--- Exercise description ---
Find each line containing the string "name" and return it.

--- Material supplied ---
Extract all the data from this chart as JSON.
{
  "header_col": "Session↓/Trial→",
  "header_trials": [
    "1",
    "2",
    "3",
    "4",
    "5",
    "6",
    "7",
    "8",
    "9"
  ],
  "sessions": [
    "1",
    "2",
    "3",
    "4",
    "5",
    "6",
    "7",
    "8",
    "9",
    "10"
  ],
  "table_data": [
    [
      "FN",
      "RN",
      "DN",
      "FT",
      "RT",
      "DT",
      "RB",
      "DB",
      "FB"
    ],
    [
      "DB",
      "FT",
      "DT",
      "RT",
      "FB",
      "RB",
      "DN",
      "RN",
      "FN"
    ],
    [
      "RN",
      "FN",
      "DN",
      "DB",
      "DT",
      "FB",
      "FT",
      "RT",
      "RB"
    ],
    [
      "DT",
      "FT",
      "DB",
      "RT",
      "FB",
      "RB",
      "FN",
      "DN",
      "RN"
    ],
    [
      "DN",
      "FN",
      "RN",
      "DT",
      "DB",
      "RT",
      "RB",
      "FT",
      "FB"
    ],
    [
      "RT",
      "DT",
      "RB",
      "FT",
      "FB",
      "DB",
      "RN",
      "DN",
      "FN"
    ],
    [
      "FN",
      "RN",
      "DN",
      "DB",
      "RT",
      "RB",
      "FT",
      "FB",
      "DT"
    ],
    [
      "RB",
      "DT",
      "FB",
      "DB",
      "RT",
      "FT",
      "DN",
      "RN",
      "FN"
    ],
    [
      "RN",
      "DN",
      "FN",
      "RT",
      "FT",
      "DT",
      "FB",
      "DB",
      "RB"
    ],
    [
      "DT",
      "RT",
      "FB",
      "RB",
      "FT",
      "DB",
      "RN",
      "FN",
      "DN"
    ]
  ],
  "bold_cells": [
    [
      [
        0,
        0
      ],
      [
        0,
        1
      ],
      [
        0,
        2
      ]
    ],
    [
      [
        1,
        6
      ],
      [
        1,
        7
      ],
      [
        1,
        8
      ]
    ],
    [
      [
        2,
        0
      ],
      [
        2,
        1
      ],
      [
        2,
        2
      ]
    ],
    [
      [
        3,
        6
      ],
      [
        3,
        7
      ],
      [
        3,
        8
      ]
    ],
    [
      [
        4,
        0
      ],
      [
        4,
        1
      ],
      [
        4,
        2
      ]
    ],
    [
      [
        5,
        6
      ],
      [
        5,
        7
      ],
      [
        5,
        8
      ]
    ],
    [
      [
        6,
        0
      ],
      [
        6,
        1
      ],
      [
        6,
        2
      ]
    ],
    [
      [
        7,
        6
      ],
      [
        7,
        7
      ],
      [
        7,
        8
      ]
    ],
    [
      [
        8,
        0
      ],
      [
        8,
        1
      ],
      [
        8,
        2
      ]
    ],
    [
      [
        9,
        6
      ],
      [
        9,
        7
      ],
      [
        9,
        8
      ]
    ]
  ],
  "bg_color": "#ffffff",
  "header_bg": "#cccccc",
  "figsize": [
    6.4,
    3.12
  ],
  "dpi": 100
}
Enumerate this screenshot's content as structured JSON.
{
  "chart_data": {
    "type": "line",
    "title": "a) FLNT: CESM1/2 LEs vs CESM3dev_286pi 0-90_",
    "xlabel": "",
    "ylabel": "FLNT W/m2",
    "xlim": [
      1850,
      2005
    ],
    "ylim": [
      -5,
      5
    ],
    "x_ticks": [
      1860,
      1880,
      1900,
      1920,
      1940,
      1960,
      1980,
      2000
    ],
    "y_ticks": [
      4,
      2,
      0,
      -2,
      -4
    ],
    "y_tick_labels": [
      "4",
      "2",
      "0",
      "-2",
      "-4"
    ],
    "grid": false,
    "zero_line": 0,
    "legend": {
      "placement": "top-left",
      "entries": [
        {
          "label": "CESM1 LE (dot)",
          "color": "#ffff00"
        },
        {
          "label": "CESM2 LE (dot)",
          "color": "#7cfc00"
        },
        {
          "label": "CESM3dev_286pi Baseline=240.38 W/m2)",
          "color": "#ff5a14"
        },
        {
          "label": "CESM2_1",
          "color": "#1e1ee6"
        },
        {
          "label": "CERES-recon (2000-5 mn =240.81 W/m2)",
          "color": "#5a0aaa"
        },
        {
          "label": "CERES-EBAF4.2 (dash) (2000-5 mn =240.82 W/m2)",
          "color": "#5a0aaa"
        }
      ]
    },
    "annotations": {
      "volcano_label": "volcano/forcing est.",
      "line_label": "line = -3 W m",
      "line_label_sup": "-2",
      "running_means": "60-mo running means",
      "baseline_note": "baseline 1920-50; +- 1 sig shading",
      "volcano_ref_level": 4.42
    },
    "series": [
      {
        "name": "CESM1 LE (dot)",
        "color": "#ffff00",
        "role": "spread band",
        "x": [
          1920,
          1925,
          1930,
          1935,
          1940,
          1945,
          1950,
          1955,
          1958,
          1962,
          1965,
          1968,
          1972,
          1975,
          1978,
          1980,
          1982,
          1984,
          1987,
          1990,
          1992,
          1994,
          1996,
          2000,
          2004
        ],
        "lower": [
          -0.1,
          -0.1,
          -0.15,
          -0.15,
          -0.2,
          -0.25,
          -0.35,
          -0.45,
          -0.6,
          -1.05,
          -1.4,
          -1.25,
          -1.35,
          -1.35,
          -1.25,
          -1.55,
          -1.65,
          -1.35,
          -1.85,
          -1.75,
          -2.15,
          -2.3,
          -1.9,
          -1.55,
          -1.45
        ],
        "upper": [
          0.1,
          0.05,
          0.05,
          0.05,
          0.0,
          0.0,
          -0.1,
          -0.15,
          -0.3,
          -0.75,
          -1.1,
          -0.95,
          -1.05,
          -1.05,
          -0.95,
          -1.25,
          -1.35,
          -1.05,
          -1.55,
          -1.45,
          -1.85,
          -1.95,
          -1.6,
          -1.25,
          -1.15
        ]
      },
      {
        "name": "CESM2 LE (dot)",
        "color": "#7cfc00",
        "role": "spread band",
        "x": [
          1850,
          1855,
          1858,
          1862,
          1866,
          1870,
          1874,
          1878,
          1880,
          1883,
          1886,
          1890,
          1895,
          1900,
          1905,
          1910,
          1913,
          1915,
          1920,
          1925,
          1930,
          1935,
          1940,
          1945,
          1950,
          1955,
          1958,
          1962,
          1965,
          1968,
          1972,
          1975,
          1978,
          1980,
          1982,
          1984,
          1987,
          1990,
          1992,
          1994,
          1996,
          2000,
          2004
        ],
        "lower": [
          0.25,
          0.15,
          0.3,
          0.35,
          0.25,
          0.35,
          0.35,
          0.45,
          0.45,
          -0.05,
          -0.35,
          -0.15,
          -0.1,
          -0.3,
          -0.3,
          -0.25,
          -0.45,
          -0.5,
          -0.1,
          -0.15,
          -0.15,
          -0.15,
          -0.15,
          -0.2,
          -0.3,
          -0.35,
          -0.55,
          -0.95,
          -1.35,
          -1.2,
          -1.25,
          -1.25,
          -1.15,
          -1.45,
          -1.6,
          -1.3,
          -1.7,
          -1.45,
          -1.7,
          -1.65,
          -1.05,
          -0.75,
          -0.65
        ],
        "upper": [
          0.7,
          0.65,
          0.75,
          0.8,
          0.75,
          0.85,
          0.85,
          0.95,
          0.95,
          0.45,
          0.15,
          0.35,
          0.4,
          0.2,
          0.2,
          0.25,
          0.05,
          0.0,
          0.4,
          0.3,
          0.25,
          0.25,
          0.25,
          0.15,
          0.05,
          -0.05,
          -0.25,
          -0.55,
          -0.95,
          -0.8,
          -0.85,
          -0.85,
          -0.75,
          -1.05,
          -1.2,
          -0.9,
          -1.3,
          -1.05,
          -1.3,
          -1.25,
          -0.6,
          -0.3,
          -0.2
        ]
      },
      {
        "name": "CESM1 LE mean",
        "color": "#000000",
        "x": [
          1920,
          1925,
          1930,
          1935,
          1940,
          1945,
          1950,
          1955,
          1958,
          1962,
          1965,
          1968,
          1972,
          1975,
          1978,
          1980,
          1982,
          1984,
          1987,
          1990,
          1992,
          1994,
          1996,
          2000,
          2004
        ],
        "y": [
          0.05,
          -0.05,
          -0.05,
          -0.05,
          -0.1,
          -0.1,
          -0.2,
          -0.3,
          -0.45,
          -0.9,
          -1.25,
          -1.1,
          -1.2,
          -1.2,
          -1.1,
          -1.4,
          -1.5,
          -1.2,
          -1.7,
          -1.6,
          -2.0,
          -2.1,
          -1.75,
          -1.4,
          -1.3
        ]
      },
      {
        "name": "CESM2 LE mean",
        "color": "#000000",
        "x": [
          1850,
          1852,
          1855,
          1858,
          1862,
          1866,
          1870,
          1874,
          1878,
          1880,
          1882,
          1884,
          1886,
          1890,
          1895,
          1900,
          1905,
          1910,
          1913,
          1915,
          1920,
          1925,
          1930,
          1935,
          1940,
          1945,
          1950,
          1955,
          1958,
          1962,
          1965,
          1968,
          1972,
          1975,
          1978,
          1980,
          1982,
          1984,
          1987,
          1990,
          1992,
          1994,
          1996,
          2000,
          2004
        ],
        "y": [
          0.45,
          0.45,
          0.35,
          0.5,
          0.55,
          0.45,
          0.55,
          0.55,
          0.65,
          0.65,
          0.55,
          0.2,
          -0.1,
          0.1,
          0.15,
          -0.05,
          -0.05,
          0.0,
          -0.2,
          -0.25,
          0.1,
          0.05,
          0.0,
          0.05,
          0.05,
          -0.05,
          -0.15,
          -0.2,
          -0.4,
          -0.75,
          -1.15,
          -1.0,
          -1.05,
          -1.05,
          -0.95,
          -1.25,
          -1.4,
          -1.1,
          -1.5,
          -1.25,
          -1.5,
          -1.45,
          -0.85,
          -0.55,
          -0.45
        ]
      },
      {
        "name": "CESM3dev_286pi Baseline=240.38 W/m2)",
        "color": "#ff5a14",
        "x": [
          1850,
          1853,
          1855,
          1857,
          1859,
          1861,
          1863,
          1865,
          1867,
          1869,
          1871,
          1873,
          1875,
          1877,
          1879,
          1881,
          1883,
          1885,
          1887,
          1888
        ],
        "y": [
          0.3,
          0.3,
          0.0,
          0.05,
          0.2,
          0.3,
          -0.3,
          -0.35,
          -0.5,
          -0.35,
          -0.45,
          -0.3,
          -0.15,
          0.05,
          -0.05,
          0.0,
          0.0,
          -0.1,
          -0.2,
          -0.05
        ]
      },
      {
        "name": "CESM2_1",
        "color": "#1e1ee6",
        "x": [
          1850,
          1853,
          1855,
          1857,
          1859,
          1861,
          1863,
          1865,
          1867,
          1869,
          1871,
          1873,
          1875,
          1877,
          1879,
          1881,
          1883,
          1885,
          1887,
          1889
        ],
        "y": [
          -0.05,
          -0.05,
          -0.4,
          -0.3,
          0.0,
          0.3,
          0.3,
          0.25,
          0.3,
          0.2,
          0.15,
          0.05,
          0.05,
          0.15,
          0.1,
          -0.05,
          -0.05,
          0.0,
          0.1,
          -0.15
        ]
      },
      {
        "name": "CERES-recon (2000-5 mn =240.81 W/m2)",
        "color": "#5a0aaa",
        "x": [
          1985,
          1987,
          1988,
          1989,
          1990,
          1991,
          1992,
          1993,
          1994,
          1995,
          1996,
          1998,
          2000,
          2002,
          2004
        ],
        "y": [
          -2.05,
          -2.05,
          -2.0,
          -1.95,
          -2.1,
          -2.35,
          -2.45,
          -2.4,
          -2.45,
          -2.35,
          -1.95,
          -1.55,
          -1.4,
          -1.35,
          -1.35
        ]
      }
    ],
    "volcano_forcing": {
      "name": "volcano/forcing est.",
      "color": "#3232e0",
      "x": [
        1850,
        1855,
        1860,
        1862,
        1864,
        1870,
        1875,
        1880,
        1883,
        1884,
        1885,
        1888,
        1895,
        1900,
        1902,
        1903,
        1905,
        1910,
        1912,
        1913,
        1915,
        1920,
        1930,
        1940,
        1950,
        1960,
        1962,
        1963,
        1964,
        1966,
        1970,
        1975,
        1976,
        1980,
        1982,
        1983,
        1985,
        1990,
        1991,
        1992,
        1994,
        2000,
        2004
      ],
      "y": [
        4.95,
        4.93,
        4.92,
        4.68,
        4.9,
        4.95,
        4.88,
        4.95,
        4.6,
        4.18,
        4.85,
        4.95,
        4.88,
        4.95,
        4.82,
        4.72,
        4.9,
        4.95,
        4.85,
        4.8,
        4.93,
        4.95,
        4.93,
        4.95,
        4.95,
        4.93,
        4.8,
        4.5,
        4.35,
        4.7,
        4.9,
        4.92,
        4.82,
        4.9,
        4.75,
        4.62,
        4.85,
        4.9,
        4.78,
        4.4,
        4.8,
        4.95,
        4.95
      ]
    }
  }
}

--- Solved exercise ---
        "name": "CESM1 LE (dot)",
        "name": "CESM2 LE (dot)",
        "name": "CESM1 LE mean",
        "name": "CESM2 LE mean",
        "name": "CESM3dev_286pi Baseline=240.38 W/m2)",
        "name": "CESM2_1",
        "name": "CERES-recon (2000-5 mn =240.81 W/m2)",
      "name": "volcano/forcing est.",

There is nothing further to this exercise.